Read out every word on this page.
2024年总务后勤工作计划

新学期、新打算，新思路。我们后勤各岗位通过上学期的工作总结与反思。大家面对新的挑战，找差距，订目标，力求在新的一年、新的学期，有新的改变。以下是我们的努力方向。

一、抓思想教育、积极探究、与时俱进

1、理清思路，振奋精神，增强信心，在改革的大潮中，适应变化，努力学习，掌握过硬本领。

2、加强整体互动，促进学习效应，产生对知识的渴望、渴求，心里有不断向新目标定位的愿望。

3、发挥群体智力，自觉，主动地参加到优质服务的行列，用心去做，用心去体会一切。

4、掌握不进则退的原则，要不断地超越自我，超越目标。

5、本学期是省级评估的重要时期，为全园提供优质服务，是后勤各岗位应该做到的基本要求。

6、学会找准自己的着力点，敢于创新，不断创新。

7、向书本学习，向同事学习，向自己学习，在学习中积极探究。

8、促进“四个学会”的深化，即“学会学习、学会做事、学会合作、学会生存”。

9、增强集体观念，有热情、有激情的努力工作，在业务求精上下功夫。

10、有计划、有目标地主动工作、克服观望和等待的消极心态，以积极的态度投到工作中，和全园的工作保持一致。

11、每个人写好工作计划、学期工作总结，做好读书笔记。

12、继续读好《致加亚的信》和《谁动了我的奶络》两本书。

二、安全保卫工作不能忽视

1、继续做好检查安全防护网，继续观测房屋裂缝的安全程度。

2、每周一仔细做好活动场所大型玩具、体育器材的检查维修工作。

----------

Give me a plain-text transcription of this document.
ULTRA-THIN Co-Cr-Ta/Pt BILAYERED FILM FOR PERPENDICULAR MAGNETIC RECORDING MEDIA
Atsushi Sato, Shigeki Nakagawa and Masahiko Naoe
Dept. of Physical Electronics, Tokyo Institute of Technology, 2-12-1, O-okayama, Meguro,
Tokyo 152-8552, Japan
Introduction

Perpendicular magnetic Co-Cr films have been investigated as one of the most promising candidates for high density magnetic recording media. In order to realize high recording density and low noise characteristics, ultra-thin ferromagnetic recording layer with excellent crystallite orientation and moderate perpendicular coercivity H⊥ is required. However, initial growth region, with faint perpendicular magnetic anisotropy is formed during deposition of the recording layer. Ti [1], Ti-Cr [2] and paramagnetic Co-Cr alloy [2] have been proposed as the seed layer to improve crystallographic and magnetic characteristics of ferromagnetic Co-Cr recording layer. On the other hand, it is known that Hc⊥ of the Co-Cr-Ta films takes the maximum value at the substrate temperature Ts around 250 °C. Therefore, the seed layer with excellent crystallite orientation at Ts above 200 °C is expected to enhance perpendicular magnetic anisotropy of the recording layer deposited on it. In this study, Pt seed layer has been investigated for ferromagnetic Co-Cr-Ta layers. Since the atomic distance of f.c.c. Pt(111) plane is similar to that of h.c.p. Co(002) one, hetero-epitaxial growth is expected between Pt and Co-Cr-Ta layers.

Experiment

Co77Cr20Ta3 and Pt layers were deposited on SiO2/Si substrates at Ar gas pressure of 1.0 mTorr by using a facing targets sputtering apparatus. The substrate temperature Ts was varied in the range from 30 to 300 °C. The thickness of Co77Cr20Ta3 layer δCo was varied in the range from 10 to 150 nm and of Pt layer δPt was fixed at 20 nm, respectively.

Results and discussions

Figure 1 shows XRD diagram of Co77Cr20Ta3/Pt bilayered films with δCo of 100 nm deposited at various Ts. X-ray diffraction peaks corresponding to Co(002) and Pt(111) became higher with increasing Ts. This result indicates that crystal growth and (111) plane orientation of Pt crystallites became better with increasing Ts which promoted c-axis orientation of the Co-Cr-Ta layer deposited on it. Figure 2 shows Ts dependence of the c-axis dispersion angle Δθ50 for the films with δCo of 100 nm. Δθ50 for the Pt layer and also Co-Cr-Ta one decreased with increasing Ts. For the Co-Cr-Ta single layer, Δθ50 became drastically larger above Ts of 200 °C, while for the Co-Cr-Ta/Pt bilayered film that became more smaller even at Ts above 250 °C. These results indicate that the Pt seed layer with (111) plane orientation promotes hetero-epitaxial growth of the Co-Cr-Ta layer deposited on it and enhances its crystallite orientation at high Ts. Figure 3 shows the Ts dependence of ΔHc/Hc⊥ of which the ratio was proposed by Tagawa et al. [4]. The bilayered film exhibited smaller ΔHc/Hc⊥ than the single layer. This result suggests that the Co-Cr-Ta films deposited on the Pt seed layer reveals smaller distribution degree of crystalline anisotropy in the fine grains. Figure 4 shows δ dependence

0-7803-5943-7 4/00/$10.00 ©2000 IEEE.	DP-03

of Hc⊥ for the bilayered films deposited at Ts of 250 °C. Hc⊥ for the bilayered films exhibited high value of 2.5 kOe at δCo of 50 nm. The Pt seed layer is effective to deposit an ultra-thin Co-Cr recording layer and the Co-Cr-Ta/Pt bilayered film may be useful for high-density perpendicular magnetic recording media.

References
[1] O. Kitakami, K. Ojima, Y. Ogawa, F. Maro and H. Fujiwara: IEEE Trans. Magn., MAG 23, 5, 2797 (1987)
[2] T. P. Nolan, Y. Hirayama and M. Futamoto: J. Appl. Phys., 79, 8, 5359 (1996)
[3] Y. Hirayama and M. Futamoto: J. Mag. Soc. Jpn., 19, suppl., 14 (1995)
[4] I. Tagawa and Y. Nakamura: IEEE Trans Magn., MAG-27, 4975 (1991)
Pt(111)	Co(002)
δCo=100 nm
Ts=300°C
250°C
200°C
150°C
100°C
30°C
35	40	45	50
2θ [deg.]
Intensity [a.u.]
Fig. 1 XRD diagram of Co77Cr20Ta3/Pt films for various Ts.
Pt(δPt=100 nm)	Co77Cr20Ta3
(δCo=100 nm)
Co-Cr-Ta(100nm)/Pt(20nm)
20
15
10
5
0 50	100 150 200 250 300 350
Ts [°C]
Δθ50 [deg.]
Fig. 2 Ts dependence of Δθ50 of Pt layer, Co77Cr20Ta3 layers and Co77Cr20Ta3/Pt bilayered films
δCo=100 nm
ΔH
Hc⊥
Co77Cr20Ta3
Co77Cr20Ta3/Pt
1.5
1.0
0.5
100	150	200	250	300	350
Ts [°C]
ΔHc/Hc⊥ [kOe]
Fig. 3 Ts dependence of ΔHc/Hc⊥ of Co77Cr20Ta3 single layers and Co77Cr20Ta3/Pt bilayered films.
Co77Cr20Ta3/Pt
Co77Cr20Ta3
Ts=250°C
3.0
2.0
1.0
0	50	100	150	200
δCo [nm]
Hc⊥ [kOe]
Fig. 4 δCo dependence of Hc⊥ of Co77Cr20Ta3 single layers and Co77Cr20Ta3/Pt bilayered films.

----------

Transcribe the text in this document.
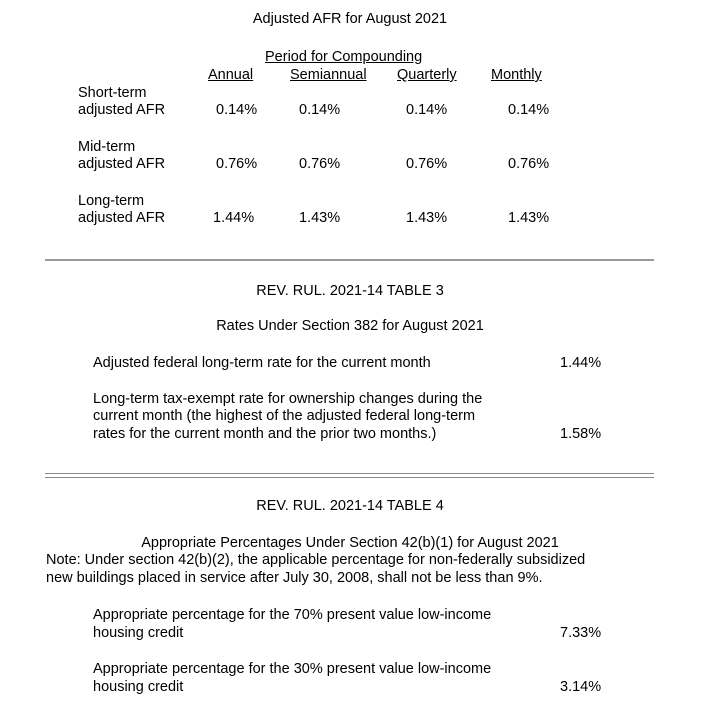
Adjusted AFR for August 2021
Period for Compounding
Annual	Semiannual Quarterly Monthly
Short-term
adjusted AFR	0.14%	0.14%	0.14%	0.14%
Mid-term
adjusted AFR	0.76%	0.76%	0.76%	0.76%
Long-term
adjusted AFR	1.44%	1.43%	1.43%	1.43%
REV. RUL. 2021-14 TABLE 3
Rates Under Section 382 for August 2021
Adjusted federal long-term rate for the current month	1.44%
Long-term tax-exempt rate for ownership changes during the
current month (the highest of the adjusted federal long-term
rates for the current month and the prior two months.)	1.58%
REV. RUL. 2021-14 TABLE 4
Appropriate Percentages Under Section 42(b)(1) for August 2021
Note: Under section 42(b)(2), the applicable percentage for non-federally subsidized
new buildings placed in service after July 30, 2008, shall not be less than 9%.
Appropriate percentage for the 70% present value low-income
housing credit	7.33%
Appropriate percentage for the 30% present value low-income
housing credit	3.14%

----------

| What is required |
State how many lines of the records above contain the word "Tokyo", giving only that number.

| Correct answer |
2